Records about charts and figures
○ ○ ○ ○ ○
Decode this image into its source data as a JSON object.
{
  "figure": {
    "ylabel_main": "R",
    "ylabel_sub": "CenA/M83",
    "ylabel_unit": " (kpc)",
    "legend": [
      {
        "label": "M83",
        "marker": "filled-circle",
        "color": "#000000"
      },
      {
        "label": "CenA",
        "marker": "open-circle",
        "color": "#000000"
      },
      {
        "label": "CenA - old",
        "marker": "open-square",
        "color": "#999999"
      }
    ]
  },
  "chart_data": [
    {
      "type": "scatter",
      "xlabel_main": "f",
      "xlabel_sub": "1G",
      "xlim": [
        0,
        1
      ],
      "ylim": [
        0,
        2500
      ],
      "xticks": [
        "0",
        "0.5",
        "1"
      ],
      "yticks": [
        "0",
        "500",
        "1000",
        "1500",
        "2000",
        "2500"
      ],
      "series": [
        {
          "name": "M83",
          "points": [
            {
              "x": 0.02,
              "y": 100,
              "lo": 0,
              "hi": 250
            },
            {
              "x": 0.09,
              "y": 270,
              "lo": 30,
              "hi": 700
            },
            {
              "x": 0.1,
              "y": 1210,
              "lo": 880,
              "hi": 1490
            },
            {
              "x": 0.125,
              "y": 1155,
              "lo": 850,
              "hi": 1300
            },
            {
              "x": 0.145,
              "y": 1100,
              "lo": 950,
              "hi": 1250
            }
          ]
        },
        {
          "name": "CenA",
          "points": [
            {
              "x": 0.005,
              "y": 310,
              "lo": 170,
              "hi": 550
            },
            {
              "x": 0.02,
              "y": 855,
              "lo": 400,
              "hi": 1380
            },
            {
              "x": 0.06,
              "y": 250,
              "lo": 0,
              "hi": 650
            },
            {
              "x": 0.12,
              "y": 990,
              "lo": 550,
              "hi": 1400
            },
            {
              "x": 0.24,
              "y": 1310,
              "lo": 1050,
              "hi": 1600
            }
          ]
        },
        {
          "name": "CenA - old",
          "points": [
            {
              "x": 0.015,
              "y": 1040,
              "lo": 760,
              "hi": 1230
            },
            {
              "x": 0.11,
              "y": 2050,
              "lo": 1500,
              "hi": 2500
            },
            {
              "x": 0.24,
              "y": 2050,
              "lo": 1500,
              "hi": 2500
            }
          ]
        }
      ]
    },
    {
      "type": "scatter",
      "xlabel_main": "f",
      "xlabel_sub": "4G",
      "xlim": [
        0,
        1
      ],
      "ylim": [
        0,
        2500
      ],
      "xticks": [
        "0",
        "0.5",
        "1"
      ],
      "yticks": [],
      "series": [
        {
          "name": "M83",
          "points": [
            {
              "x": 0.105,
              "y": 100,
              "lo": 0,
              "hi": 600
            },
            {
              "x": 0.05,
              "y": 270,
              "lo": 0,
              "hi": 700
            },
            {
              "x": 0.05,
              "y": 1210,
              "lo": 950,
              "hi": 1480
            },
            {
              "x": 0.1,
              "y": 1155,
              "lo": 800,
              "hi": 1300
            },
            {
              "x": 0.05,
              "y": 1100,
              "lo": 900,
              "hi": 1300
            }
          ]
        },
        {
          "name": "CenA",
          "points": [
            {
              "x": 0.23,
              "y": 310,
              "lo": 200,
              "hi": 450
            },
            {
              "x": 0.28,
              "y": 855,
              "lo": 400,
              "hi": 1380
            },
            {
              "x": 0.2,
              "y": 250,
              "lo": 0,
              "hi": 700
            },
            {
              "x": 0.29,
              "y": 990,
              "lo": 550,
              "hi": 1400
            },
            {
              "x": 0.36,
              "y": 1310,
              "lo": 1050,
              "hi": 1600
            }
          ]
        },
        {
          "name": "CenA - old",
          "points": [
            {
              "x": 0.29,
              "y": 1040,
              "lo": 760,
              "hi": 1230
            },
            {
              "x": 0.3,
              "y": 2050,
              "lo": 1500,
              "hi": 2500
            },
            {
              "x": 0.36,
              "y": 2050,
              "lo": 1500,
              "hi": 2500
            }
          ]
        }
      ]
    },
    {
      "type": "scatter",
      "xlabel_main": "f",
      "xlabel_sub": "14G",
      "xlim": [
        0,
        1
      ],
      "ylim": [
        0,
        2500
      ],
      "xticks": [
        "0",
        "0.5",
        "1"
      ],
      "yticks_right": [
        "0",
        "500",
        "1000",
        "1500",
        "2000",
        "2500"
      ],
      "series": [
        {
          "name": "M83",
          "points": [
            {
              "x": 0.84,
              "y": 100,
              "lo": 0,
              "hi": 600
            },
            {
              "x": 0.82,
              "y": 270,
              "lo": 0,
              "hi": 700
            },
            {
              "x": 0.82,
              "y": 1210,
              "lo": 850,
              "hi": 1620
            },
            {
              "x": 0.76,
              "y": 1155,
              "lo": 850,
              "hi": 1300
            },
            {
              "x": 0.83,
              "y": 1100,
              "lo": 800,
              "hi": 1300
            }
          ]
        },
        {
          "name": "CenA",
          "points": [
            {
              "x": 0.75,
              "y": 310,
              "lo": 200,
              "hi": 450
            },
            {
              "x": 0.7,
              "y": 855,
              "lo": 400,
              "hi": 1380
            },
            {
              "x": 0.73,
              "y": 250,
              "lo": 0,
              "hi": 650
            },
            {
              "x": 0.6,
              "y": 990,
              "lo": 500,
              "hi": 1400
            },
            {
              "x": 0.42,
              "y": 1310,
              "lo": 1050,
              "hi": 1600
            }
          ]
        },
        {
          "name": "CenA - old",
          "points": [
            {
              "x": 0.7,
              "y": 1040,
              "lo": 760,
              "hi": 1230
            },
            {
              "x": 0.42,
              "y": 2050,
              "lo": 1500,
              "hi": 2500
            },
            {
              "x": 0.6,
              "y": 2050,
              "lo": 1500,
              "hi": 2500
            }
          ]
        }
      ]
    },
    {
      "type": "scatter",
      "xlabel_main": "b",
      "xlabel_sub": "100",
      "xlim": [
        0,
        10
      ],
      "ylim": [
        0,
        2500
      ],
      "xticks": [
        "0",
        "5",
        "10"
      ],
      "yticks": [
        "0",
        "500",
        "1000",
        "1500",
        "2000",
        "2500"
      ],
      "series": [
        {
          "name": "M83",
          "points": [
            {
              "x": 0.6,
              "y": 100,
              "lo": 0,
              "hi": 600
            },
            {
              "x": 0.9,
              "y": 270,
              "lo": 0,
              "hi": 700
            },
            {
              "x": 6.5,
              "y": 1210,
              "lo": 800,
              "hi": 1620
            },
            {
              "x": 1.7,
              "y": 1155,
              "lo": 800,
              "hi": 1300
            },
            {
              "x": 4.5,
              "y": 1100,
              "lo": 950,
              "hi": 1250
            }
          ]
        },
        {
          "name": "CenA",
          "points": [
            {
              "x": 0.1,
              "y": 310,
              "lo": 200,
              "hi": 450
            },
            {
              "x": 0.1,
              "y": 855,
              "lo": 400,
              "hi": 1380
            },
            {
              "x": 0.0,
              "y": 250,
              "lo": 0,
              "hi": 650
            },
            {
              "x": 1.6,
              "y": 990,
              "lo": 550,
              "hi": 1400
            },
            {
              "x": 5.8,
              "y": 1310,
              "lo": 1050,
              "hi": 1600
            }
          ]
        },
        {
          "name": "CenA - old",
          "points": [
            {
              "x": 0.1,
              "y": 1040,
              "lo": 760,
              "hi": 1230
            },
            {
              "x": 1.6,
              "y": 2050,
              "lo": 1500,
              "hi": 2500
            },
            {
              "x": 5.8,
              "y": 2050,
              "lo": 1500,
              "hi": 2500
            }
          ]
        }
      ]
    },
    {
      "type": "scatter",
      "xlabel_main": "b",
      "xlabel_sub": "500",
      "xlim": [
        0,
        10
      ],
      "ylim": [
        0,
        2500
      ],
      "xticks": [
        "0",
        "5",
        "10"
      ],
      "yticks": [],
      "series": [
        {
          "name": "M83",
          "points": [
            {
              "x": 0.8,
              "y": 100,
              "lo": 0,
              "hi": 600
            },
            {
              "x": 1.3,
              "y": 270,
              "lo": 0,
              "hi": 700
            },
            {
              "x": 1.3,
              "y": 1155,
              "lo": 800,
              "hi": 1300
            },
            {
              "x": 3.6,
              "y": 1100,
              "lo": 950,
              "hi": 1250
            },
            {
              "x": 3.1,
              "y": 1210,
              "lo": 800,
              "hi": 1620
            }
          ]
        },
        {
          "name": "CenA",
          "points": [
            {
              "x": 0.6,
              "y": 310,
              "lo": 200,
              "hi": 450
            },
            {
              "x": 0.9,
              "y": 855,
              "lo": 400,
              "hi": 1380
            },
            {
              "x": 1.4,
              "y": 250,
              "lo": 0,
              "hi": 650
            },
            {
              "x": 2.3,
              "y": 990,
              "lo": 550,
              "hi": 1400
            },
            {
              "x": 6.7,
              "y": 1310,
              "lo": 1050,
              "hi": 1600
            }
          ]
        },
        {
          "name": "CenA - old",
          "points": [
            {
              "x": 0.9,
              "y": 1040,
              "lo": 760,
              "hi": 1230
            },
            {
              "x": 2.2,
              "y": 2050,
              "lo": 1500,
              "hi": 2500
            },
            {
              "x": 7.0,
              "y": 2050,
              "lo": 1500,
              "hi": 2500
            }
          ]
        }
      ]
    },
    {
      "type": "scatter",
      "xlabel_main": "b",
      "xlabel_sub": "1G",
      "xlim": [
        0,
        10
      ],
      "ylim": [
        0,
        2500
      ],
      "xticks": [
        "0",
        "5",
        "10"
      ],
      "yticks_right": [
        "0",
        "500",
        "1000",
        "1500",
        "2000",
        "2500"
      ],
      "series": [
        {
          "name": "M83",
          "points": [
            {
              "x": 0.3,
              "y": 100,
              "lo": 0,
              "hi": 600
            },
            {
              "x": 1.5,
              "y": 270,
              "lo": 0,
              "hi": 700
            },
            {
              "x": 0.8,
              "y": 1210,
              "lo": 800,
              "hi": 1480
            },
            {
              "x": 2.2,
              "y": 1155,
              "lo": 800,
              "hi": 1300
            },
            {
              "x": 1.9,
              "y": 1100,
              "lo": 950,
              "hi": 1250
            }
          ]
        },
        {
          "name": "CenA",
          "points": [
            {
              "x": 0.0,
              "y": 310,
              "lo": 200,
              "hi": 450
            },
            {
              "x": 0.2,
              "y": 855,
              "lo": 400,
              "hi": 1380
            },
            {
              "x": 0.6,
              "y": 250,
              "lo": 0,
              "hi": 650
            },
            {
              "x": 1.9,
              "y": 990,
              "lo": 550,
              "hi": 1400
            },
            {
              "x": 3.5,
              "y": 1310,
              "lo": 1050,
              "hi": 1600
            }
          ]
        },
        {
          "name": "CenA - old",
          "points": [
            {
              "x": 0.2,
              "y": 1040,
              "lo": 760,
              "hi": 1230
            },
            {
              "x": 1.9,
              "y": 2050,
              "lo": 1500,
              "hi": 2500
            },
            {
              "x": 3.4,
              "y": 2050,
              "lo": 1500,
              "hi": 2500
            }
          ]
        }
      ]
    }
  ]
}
○ ○ ○ ○ ○
● **TASK INSTRUCTIONS**: Go through the entries above and copy every line containing "open".

● **SOLUTION**:
        "marker": "open-circle",
        "marker": "open-square",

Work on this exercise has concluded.